GIVEN EXERCISE: Give every line from the entries that contains "this".

---------- RECORDS PROVIDED

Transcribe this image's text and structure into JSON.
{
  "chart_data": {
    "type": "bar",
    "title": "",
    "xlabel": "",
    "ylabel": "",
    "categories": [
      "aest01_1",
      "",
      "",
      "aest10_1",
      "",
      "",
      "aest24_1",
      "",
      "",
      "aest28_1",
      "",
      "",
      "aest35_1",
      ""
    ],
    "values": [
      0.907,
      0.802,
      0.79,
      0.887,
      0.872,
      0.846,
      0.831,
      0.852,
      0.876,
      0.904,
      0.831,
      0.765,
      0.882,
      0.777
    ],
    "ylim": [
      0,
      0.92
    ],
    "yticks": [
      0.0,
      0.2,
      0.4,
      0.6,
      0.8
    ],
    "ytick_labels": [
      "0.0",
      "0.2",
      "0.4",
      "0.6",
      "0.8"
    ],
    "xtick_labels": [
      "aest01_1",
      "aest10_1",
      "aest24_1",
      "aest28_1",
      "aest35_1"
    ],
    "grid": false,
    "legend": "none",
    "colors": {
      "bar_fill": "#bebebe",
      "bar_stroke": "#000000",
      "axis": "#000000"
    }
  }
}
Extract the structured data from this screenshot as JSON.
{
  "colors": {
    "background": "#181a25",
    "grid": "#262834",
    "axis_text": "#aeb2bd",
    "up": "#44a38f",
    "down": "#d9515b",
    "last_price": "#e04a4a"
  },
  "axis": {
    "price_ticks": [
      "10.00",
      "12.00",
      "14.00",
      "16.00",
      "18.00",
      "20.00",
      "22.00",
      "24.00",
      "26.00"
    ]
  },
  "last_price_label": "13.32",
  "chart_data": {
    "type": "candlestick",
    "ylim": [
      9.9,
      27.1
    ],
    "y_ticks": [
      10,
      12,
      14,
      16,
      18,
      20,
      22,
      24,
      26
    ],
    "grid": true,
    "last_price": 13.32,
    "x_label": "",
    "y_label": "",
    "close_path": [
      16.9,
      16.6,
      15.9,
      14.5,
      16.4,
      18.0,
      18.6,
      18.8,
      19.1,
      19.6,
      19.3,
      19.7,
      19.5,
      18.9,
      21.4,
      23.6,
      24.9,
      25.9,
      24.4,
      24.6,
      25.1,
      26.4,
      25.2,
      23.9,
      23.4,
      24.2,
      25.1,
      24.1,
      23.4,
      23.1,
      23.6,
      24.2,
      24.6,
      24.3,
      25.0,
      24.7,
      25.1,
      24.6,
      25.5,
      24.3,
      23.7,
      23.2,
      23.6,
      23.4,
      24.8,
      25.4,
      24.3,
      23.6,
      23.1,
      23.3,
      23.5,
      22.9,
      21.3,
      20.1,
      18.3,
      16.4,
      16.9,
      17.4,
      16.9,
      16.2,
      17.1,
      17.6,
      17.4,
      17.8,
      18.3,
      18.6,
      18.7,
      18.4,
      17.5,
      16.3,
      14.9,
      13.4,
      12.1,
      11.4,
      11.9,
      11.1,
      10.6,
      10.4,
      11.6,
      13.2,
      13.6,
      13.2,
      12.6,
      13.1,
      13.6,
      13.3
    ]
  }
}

--------------------

ANSWER TO THE EXERCISE:
Transcribe this image's text and structure into JSON.
Extract the structured data from this screenshot as JSON.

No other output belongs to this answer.